Task brief: Identify all lines below that hold "ylabel" and collect them.

Dataset rows:
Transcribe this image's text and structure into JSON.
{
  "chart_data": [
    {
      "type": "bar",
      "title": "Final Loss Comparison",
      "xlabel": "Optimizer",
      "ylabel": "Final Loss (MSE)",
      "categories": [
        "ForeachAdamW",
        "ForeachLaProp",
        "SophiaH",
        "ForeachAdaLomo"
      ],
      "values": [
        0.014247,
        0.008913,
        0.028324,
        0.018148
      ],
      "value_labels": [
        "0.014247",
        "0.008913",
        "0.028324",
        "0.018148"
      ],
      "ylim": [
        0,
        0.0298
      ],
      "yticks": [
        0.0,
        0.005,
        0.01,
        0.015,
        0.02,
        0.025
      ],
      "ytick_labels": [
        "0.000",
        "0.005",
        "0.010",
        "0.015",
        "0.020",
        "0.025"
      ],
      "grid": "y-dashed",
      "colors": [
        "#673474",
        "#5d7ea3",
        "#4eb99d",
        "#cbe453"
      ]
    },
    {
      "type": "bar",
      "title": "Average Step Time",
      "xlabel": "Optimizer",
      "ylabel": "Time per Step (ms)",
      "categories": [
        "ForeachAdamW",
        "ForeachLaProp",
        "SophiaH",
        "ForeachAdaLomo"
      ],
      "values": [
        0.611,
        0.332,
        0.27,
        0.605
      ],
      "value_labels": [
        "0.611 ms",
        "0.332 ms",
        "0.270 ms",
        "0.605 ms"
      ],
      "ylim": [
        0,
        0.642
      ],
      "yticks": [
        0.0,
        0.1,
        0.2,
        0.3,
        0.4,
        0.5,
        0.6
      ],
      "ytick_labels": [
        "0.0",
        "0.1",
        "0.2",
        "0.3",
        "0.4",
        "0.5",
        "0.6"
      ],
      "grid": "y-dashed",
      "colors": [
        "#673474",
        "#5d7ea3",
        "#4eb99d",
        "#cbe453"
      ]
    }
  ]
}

Written solution:
      "ylabel": "Final Loss (MSE)",
      "ylabel": "Time per Step (ms)",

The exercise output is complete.